* Collected data:
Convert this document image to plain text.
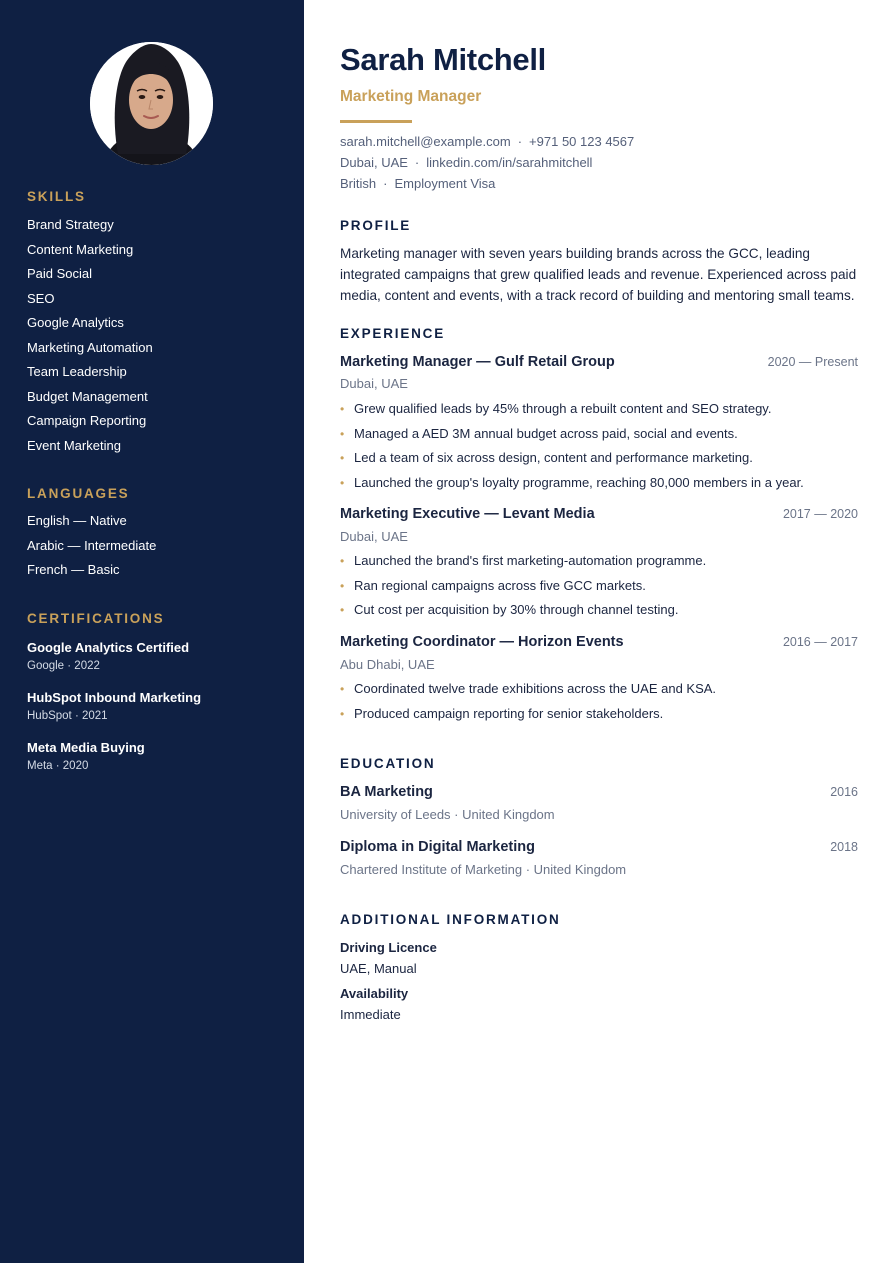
SKILLS
Brand Strategy
Content Marketing
Paid Social
SEO
Google Analytics
Marketing Automation
Team Leadership
Budget Management
Campaign Reporting
Event Marketing
LANGUAGES
English — Native
Arabic — Intermediate
French — Basic
CERTIFICATIONS
Google Analytics Certified
Google · 2022
HubSpot Inbound Marketing
HubSpot · 2021
Meta Media Buying
Meta · 2020
Sarah Mitchell
Marketing Manager
sarah.mitchell@example.com · +971 50 123 4567
Dubai, UAE · linkedin.com/in/sarahmitchell
British · Employment Visa
PROFILE
Marketing manager with seven years building brands across the GCC, leading
integrated campaigns that grew qualified leads and revenue. Experienced across paid
media, content and events, with a track record of building and mentoring small teams.
EXPERIENCE
Marketing Manager — Gulf Retail Group	2020 — Present
Dubai, UAE
• Grew qualified leads by 45% through a rebuilt content and SEO strategy.
• Managed a AED 3M annual budget across paid, social and events.
• Led a team of six across design, content and performance marketing.
• Launched the group's loyalty programme, reaching 80,000 members in a year.
Marketing Executive — Levant Media	2017 — 2020
Dubai, UAE
• Launched the brand's first marketing-automation programme.
• Ran regional campaigns across five GCC markets.
• Cut cost per acquisition by 30% through channel testing.
Marketing Coordinator — Horizon Events	2016 — 2017
Abu Dhabi, UAE
• Coordinated twelve trade exhibitions across the UAE and KSA.
• Produced campaign reporting for senior stakeholders.
EDUCATION
BA Marketing	2016
University of Leeds · United Kingdom
Diploma in Digital Marketing	2018
Chartered Institute of Marketing · United Kingdom
ADDITIONAL INFORMATION
Driving Licence
UAE, Manual
Availability
Immediate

* Instructions to follow: Copy out every line of the data that includes the word "with".

* The response:
Marketing manager with seven years building brands across the GCC, leading
media, content and events, with a track record of building and mentoring small teams.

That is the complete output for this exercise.